## BEGIN DATA SUPPLIED

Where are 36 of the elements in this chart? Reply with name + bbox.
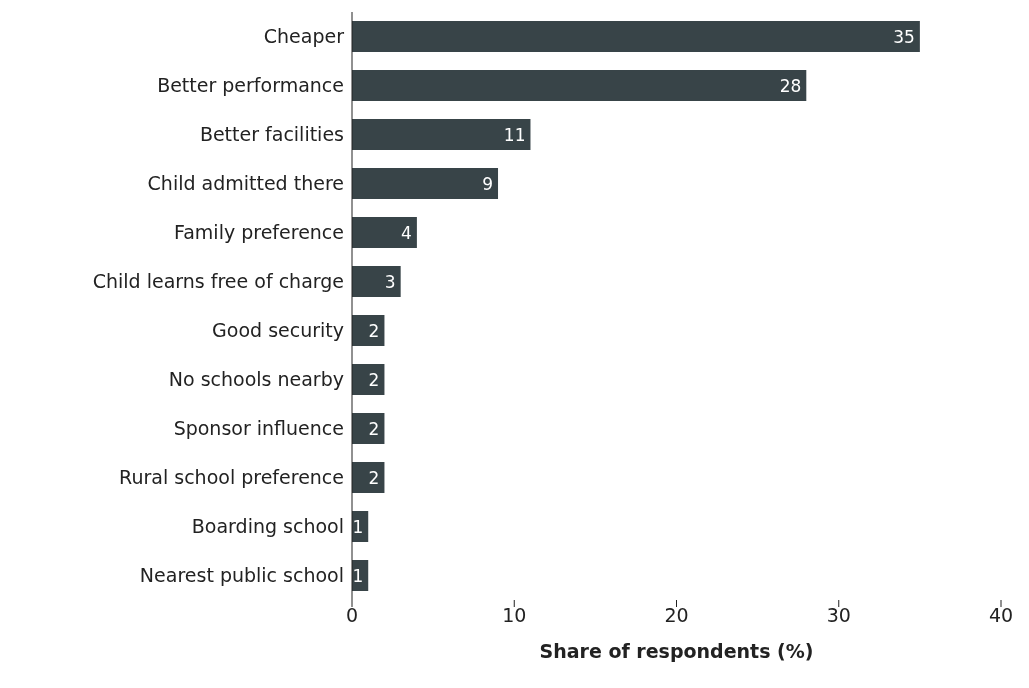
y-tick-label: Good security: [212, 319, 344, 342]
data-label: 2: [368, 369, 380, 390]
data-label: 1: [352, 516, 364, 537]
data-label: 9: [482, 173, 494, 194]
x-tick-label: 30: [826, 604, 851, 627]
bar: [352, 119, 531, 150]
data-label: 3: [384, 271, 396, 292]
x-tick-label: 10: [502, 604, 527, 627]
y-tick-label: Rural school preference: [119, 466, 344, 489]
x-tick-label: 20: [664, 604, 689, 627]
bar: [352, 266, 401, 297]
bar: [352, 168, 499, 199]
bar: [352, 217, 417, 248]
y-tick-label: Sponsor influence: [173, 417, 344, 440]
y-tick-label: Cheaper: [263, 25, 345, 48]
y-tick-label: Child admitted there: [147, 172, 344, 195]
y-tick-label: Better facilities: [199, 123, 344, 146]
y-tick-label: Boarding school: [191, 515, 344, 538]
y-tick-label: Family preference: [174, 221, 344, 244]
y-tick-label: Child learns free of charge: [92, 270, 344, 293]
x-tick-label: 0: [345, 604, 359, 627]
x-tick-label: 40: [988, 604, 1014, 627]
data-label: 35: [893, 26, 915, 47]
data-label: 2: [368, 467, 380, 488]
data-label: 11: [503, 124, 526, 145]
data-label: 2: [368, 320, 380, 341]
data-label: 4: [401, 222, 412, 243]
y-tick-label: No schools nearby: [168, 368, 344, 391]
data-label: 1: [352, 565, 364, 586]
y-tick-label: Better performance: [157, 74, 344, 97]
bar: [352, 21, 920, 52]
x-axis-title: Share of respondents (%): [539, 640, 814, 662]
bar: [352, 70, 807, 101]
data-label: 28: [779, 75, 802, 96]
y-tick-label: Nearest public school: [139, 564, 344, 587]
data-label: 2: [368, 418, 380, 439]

## END DATA SUPPLIED

Copy all of the lines above word for word, omitting the pictures.

Where are 36 of the elements in this chart? Reply with name + bbox.
y-tick-label: Good security: [212, 319, 344, 342]
data-label: 2: [368, 369, 380, 390]
data-label: 1: [352, 516, 364, 537]
data-label: 9: [482, 173, 494, 194]
x-tick-label: 30: [826, 604, 851, 627]
bar: [352, 119, 531, 150]
data-label: 3: [384, 271, 396, 292]
x-tick-label: 10: [502, 604, 527, 627]
y-tick-label: Rural school preference: [119, 466, 344, 489]
x-tick-label: 20: [664, 604, 689, 627]
bar: [352, 266, 401, 297]
bar: [352, 168, 499, 199]
bar: [352, 217, 417, 248]
y-tick-label: Sponsor influence: [173, 417, 344, 440]
y-tick-label: Cheaper: [263, 25, 345, 48]
y-tick-label: Child admitted there: [147, 172, 344, 195]
y-tick-label: Better facilities: [199, 123, 344, 146]
y-tick-label: Boarding school: [191, 515, 344, 538]
y-tick-label: Family preference: [174, 221, 344, 244]
y-tick-label: Child learns free of charge: [92, 270, 344, 293]
x-tick-label: 0: [345, 604, 359, 627]
x-tick-label: 40: [988, 604, 1014, 627]
data-label: 35: [893, 26, 915, 47]
data-label: 2: [368, 467, 380, 488]
data-label: 11: [503, 124, 526, 145]
data-label: 2: [368, 320, 380, 341]
data-label: 4: [401, 222, 412, 243]
y-tick-label: No schools nearby: [168, 368, 344, 391]
data-label: 1: [352, 565, 364, 586]
y-tick-label: Better performance: [157, 74, 344, 97]
bar: [352, 21, 920, 52]
x-axis-title: Share of respondents (%): [539, 640, 814, 662]
bar: [352, 70, 807, 101]
data-label: 28: [779, 75, 802, 96]
y-tick-label: Nearest public school: [139, 564, 344, 587]
data-label: 2: [368, 418, 380, 439]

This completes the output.